= Objective =
For the listing below, give the number of lines in which "fern" occurs. Add nothing.

= Data for this exercise =
━━━━━━━━━━

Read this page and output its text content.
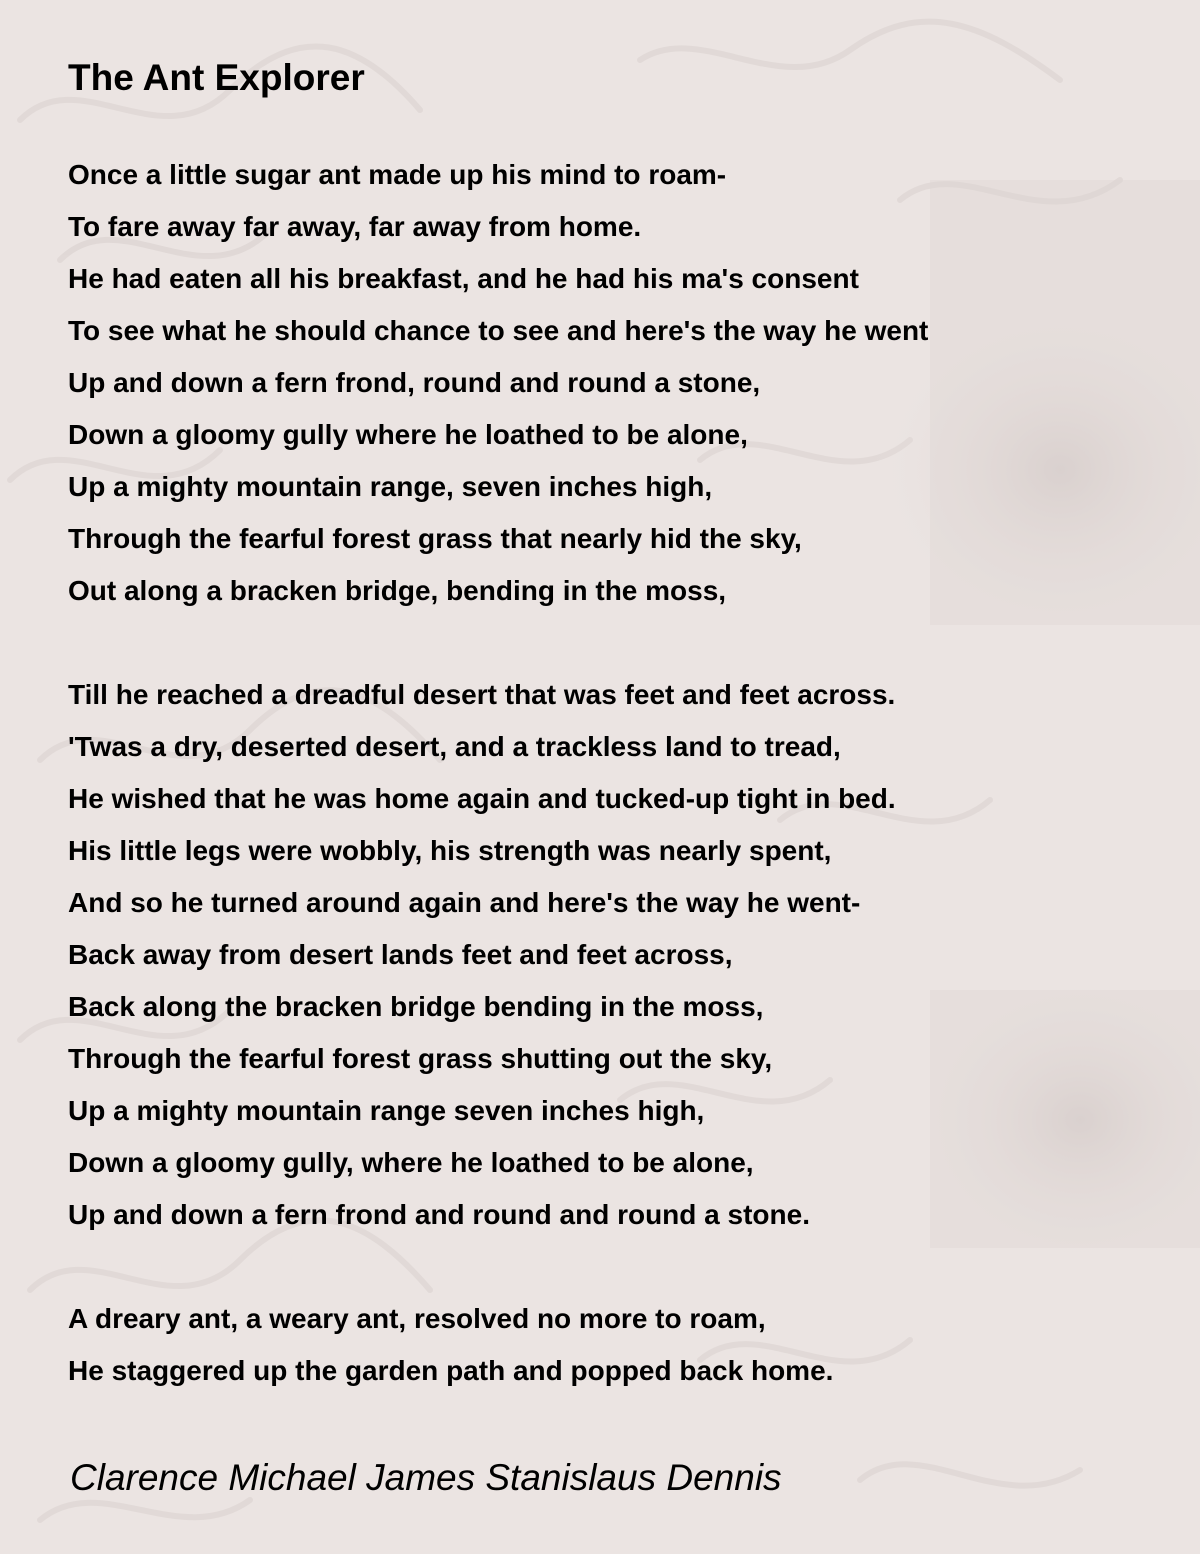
The Ant Explorer
Once a little sugar ant made up his mind to roam-
To fare away far away, far away from home.
He had eaten all his breakfast, and he had his ma's consent
To see what he should chance to see and here's the way he went
Up and down a fern frond, round and round a stone,
Down a gloomy gully where he loathed to be alone,
Up a mighty mountain range, seven inches high,
Through the fearful forest grass that nearly hid the sky,
Out along a bracken bridge, bending in the moss,
Till he reached a dreadful desert that was feet and feet across.
'Twas a dry, deserted desert, and a trackless land to tread,
He wished that he was home again and tucked-up tight in bed.
His little legs were wobbly, his strength was nearly spent,
And so he turned around again and here's the way he went-
Back away from desert lands feet and feet across,
Back along the bracken bridge bending in the moss,
Through the fearful forest grass shutting out the sky,
Up a mighty mountain range seven inches high,
Down a gloomy gully, where he loathed to be alone,
Up and down a fern frond and round and round a stone.
A dreary ant, a weary ant, resolved no more to roam,
He staggered up the garden path and popped back home.

Clarence Michael James Stanislaus Dennis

━━━━━━━━━━

= Task response =
2